The Fundamental Rules of Georgia Search and Seizure Law


The Fundamental Rules


Georgia Search and Seizure Law ©

September, 2017



     If you have ever been stopped by police - for a minor traffic violation or for a more serious offense - you have wondered about your rights. We have all asked the question, “Can the police do that?” This article focuses on the law of search and seizure in Georgia, and in broad terms, addresses that, and a number of related questions.  

    Answers to the questions of when and where police may search and what they may seize begin with the 4th Amendment to the Constitution of the United States and the Georgia Constitution.  Georgia’s constitution has similar language, but provides for even broader protections in some areas. While these constitutions provide a baseline for search requirements, it is the appellate courts – both federal and state – that interpret the meaning and application of constitutional law in the context of individual cases.  Those interpretations and applications, though guided by legal precedent, are often quite fluid. 

    The takeaway: Having legal representation that is up to speed on recent developments and trends in the law is extremely important and may well affect the outcome of your case.




“The right of the people to be secure in their persons, houses, papers, and effects, against unreasonable searches and seizures, shall not be violated, and no Warrants shall issue, but upon probable cause, supported by Oath or affirmation, and particularly describing the place to be searched and the person or things to be seized.”





     A search is an act by a government agent, like a police officer (or someone acting under the direction of law enforcement, i.e., under color of law), that intrudes on your privacy – the privacy of your person, your home, your car, or your personal effects.  Law enforcement agents may conduct searches to find evidence that a crime has been committed or to locate a particular person they believe committed the crime.  But the federal and state constitutions, as well as statutory and case law, impose limits to where, when and how law enforcement officials may conduct searches, with and without warrants.


Your Rights Under The 4th Amendment:

     As a U.S. citizen, the 4th Amendment protects you from any invasive search performed without a warrant and probable cause – with certain exceptions.  Over the years, federal and state courts have created a great body of law – case law – in which they have applied, interpreted, and in many instances, carved out exceptions to the 4th Amendment.  Because of these exceptions, criminal defense lawyers have often compared what’s left of the fabric of the 4th Amendment to a piece of Swiss cheese: the holes are greater than the cheese (more about the exceptions later)


Seizure of Persons and Things

     Under the appropriate circumstances, police may take or “seize” contraband like drugs, stolen goods, or other evidence of a crime, including a vehicle which is believed to have been involved in a crime.  This seizure can usually be challenged by the owner of the item or by the person who was in possession of the object at the time it was seized.  But to successfully challenge the seizure of an item by the police, you must have legal “standing.”  Standing means that you have a property or proprietary interest – and thus a reasonable expectation of privacy in the place where the seizure occurred and/or the object(s) seized.

**Listed entries:**
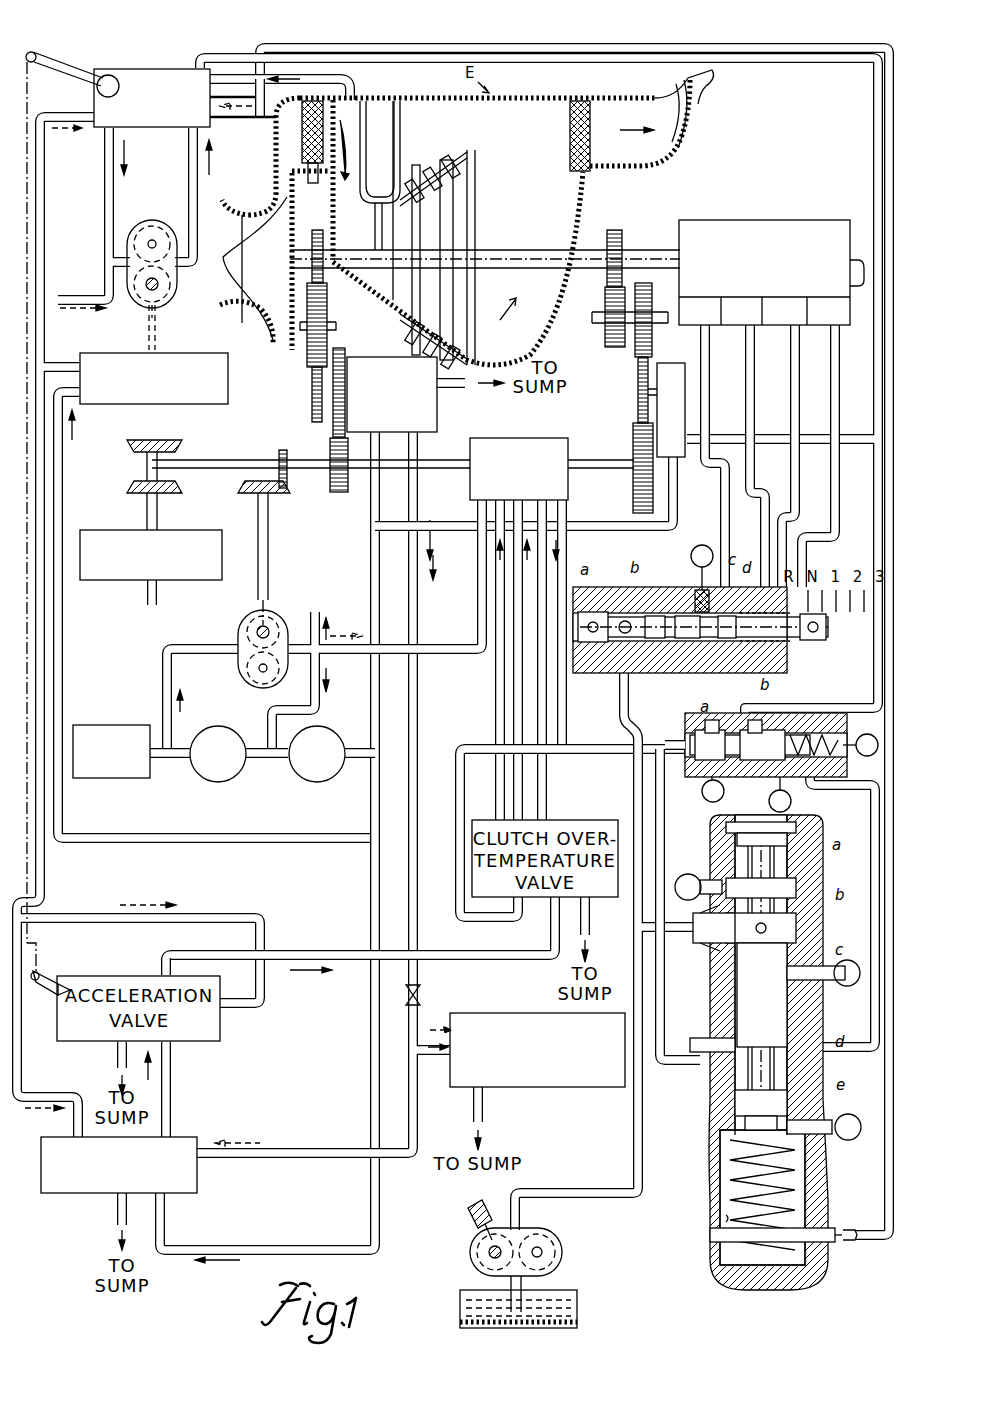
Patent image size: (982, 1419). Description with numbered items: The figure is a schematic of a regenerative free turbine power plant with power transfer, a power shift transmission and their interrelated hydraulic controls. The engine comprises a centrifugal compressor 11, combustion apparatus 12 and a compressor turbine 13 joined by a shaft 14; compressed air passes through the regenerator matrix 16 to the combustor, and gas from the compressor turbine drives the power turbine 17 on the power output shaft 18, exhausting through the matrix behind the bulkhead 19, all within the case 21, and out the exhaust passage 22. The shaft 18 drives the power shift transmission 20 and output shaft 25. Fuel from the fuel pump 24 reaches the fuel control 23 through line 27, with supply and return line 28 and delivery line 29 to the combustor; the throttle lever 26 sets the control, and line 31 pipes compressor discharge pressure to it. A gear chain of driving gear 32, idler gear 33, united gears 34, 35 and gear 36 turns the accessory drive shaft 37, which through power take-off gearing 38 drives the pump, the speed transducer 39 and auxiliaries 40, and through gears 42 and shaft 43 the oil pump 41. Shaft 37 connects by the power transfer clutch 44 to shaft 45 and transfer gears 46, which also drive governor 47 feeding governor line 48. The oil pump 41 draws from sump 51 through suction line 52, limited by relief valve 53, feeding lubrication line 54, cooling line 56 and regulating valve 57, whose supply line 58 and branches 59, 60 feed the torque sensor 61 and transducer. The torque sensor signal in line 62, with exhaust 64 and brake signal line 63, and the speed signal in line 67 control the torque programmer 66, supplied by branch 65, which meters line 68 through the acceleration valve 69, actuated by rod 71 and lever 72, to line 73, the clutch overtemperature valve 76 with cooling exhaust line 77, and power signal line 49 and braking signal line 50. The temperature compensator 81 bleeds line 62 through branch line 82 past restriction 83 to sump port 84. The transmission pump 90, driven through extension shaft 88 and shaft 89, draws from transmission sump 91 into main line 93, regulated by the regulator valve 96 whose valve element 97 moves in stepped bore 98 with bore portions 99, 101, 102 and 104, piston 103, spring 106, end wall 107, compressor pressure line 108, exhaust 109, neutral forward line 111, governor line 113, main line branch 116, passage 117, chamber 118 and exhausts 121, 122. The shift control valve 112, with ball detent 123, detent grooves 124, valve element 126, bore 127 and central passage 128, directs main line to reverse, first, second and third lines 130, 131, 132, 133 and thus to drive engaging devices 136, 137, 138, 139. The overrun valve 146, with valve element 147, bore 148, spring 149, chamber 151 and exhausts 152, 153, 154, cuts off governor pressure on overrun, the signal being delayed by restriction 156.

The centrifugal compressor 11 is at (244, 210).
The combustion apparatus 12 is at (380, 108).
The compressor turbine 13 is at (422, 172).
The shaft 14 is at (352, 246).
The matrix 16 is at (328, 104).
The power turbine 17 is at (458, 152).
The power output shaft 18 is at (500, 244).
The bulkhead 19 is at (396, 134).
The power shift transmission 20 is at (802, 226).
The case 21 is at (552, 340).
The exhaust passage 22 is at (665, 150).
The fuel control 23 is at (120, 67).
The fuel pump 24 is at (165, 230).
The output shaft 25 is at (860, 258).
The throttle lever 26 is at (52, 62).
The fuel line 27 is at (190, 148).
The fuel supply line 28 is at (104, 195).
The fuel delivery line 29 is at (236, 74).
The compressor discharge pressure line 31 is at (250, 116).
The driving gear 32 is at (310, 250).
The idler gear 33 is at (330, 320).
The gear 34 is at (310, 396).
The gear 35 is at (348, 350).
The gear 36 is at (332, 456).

**The request:** Pick up the text on Georgia search and seizure law where it stops and carry it forward. The material has no connection to the text on Georgia search and seizure law.

**Result of this exercise:**
     As a general rule, if police stop you to question you or conduct a “pat down” for weapons, you cannot legally resist.  But there are specific limits on how far the police can go in such situations, and the law in this area is constantly evolving. 



     Generally, police officers must get a warrant before they can search your person, your vehicle or your home.  However, there are many exceptions to that general rule, as is discussed below.


Search and Seizure With a Warrant:

     If police have a warrant to search you, your car, your home, or your effects, they have the right to search.  In order to obtain a warrant, the officer must present facts about the alleged crime to a magistrate judge, under oath.  If the judge determines there is probable cause that the evidence sought by the police is located in the place they desire to search, then a search warrant may be issued.  If there is probable cause to believe that a particular person committed the alleged crime, then an arrest warrant may be issued.  Search warrants authorize the search of places - for things; arrest warrants authorize the seizure of persons.

     When applying for a search warrant an officer also must provide facts establishing that whatever they are looking for is probably in your possession or in your home or car or wherever it is they want to search.  A warrant must contain a particularized description of you, or the place to be searched, and whoever or whatever they search must fit the description in the warrant.  However, if officers conducting a legal search see contraband that was not listed in the search warrant, they may be justified in seizing that contraband as well.  Also, keep in mind that warrants are generally not required for the police to make an arrest – probable cause may derive from their observations of peoples’ conduct alone.

Search and Seizure Without A Warrant:

     While police generally need a warrant to conduct a search, there are many exceptions to this rule.  These exceptions include consent, plain view, a stop and frisk/pat down, a fleeing suspect (called “hot pursuit”), emergency situations, and some searches that follow a lawful arrest.


Consent                                   If the police ask you for your consent to search your home, car, or belongings, YOU MAY REFUSE.  If you freely and voluntarily give your consent to a search, the police are allowed to search without probable cause.  Many people give consent to search their house, car, or other belongings because they believe they have to.  Don't make that mistake!  Consent induced by threat or promise of a benefit or reward, even if slight, is generally not voluntary and will invalidate the subsequent search.  For example, if an officer is at your house and says they're going to call the Department of Family and Child Services to take custody of a child if you don't consent, your consent under that circumstance is invalid and can be challenged.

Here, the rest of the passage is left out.